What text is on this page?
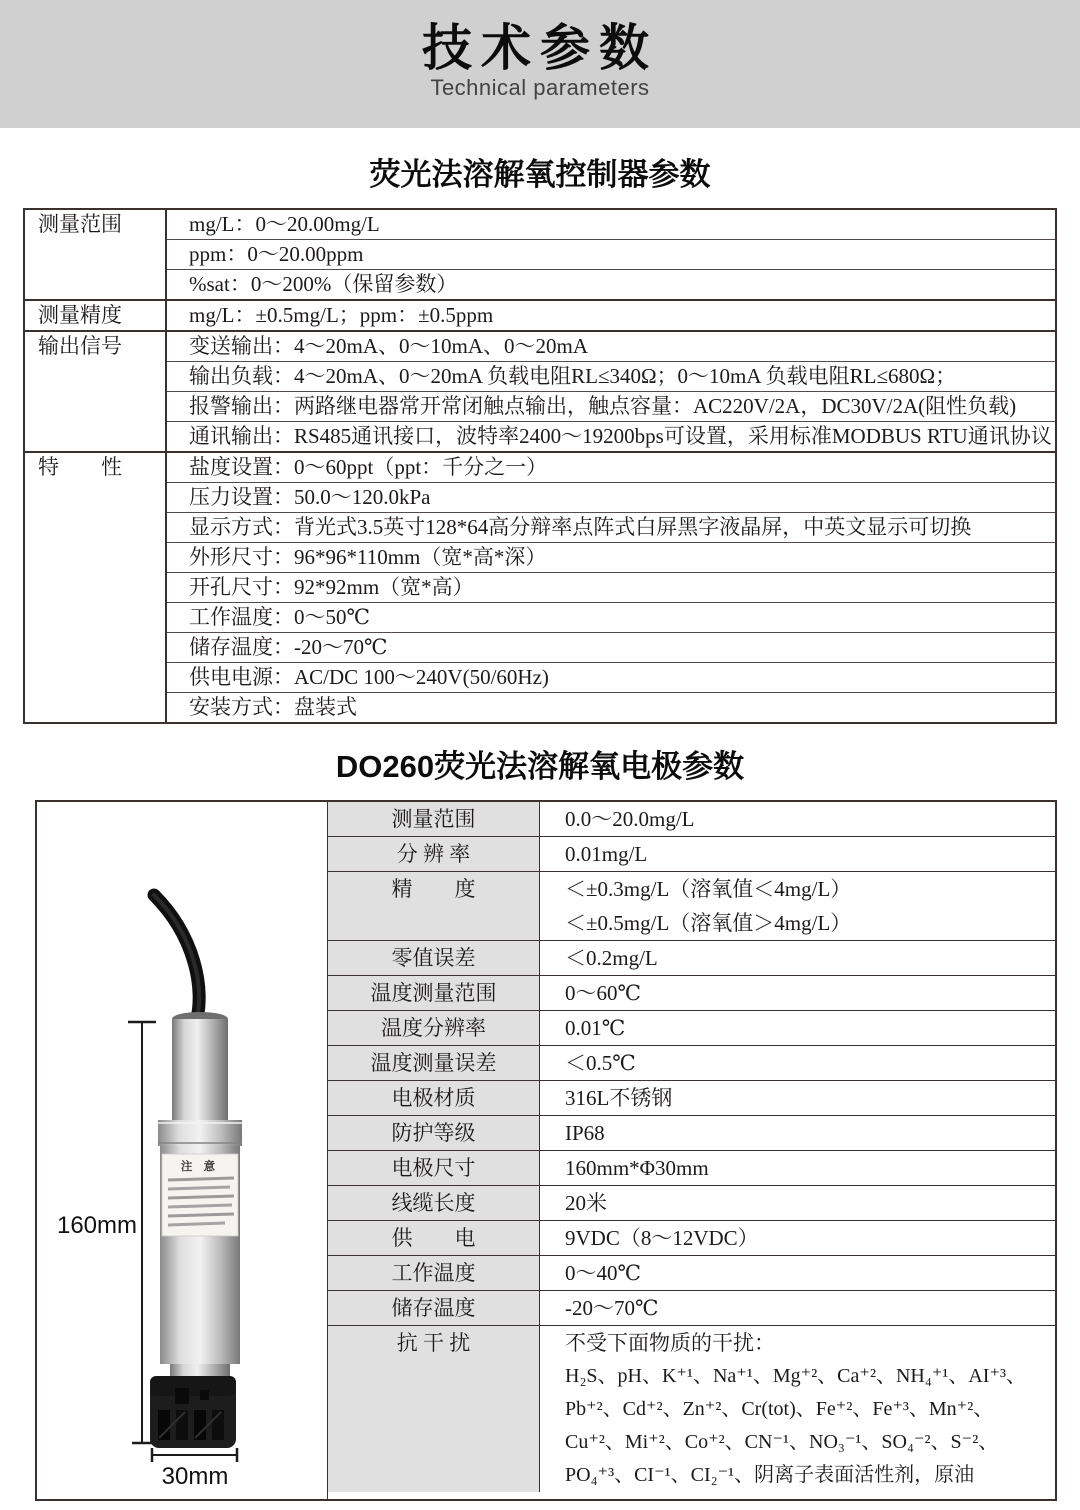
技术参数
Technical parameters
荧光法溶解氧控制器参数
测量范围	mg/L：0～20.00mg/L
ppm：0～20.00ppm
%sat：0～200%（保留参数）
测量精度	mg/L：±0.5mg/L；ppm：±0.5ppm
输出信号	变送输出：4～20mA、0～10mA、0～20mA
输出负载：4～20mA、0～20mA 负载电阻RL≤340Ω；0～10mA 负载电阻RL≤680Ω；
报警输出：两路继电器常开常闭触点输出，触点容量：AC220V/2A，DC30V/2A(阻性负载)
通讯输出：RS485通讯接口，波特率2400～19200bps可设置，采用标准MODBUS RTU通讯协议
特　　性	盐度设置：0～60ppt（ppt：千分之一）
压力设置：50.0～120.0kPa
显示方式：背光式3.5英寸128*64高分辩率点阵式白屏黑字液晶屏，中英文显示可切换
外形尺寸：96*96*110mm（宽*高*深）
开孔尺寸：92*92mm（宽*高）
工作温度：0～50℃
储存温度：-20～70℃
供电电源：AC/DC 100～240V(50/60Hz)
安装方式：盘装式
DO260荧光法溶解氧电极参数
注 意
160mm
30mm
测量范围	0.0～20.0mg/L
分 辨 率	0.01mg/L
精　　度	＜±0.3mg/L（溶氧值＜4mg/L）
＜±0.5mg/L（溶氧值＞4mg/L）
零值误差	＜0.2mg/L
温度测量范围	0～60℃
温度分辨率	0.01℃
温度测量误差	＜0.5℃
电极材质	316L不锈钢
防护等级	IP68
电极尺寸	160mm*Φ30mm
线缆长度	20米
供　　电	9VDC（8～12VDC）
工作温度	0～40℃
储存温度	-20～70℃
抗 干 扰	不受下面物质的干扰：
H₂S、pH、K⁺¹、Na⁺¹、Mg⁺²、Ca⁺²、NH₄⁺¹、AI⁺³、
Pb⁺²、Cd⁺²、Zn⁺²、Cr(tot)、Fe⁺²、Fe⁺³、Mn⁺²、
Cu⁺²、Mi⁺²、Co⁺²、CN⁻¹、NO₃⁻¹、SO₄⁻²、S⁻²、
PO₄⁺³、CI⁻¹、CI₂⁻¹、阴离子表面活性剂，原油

==

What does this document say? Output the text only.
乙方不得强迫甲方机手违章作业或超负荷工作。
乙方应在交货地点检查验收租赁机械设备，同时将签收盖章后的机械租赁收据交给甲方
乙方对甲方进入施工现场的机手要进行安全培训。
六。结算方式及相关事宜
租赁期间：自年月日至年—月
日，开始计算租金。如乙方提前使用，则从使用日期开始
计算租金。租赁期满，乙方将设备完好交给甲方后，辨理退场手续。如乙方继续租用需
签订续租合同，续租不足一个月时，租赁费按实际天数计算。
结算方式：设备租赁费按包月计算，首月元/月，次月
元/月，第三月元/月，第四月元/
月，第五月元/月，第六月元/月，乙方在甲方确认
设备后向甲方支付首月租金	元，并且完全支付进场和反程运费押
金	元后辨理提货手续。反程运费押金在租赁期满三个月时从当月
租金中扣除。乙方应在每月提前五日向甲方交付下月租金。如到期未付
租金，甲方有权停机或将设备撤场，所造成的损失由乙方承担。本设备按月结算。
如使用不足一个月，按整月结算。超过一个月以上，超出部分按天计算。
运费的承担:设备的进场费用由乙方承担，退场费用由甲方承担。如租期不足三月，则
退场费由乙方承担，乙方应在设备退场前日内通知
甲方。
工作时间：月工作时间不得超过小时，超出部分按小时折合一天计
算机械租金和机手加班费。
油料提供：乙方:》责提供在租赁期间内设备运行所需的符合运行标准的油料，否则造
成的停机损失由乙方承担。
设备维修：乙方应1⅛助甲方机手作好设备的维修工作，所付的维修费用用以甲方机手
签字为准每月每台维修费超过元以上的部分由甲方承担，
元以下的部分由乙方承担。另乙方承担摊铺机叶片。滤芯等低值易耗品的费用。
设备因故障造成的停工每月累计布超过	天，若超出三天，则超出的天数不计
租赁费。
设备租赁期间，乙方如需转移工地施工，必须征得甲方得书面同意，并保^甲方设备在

[Stated goal]:
Collect every line above that contains the word "What".

[Exercise solution]:
What text is on this page?
What does this document say? Output the text only.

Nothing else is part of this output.